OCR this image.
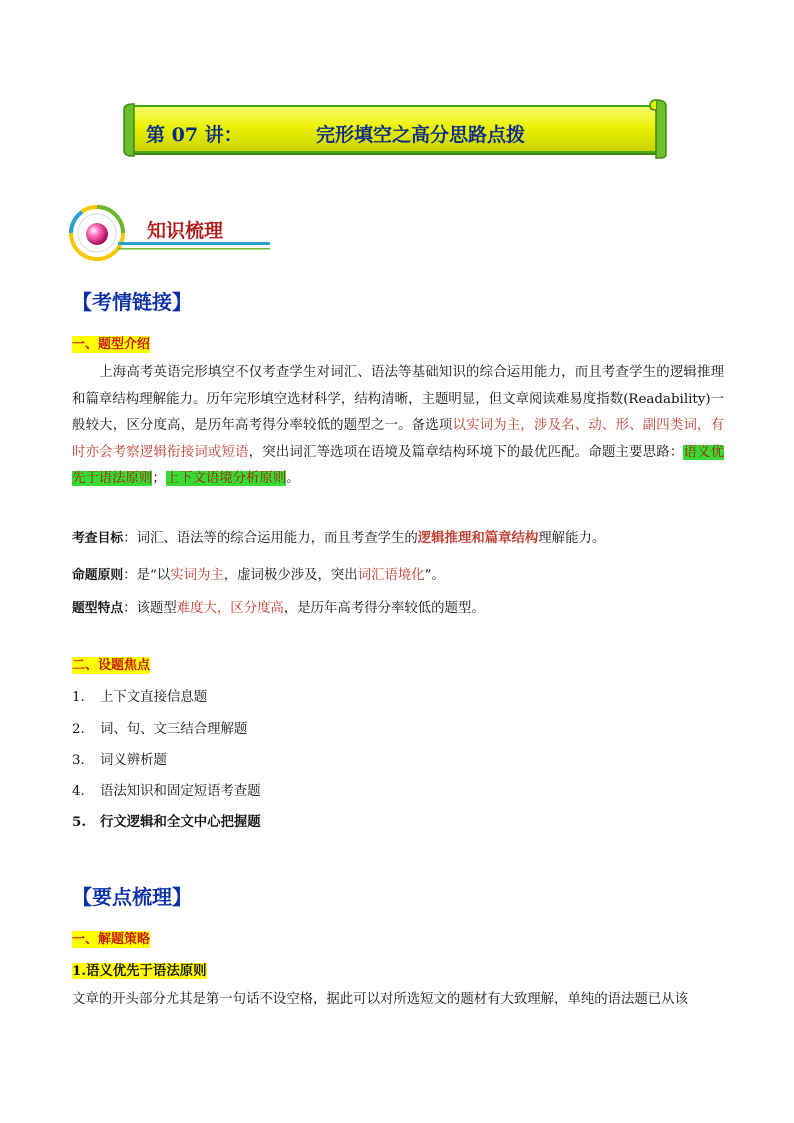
第 07 讲：	完形填空之高分思路点拨
知识梳理
【考情链接】
一、题型介绍
上海高考英语完形填空不仅考查学生对词汇、语法等基础知识的综合运用能力，而且考查学生的逻辑推理和篇章结构理解能力。历年完形填空选材科学，结构清晰，主题明显，但文章阅读难易度指数(Readability)一般较大，区分度高，是历年高考得分率较低的题型之一。备选项以实词为主，涉及名、动、形、副四类词，有时亦会考察逻辑衔接词或短语，突出词汇等选项在语境及篇章结构环境下的最优匹配。命题主要思路：语义优先于语法原则；上下文语境分析原则。
考查目标：词汇、语法等的综合运用能力，而且考查学生的逻辑推理和篇章结构理解能力。
命题原则：是“以实词为主，虚词极少涉及，突出词汇语境化”。
题型特点：该题型难度大，区分度高，是历年高考得分率较低的题型。
二、设题焦点
1. 上下文直接信息题
2. 词、句、文三结合理解题
3. 词义辨析题
4. 语法知识和固定短语考查题
5. 行文逻辑和全文中心把握题
【要点梳理】
一、解题策略
1.语义优先于语法原则
文章的开头部分尤其是第一句话不设空格，据此可以对所选短文的题材有大致理解，单纯的语法题已从该
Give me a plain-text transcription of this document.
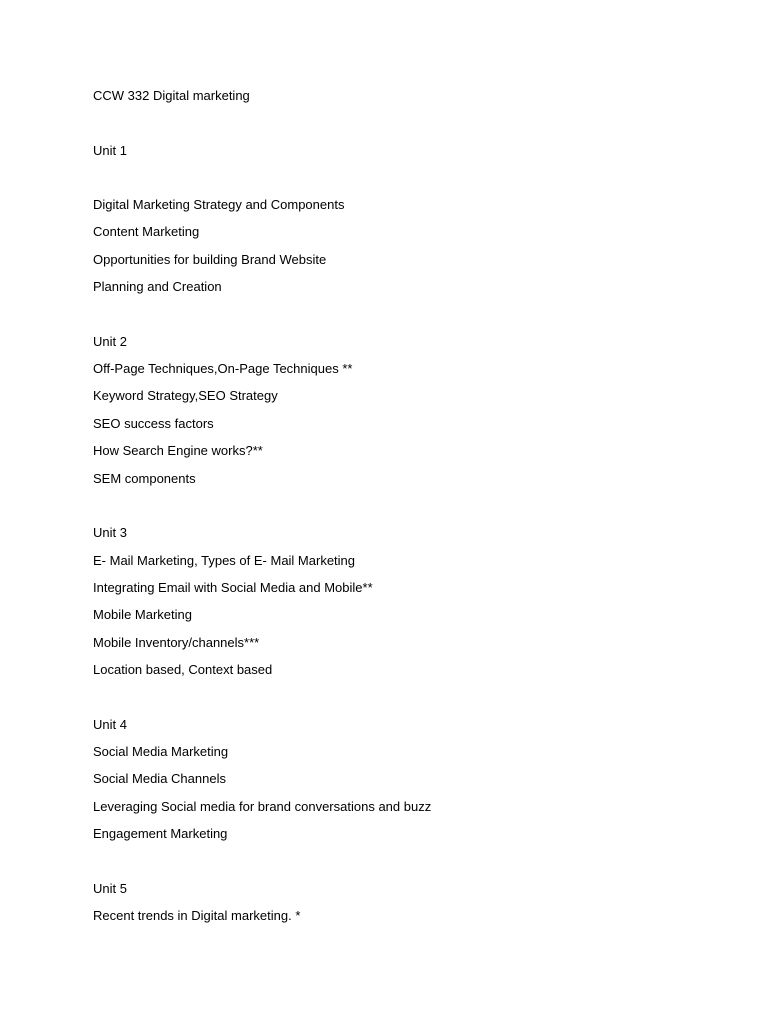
CCW 332 Digital marketing
Unit 1
Digital Marketing Strategy and Components
Content Marketing
Opportunities for building Brand Website
Planning and Creation
Unit 2
Off-Page Techniques,On-Page Techniques **
Keyword Strategy,SEO Strategy
SEO success factors
How Search Engine works?**
SEM components
Unit 3
E- Mail Marketing, Types of E- Mail Marketing
Integrating Email with Social Media and Mobile**
Mobile Marketing
Mobile Inventory/channels***
Location based, Context based
Unit 4
Social Media Marketing
Social Media Channels
Leveraging Social media for brand conversations and buzz
Engagement Marketing
Unit 5
Recent trends in Digital marketing. *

EXERCISE OBJECTIVE
Quote verbatim the final run of lines in the material above, from the line that contains "Give me a plain-text" through the very last line, excluding any pictures.

SOLUTION BELOW
Give me a plain-text transcription of this document.
CCW 332 Digital marketing
Unit 1
Digital Marketing Strategy and Components
Content Marketing
Opportunities for building Brand Website
Planning and Creation
Unit 2
Off-Page Techniques,On-Page Techniques **
Keyword Strategy,SEO Strategy
SEO success factors
How Search Engine works?**
SEM components
Unit 3
E- Mail Marketing, Types of E- Mail Marketing
Integrating Email with Social Media and Mobile**
Mobile Marketing
Mobile Inventory/channels***
Location based, Context based
Unit 4
Social Media Marketing
Social Media Channels
Leveraging Social media for brand conversations and buzz
Engagement Marketing
Unit 5
Recent trends in Digital marketing. *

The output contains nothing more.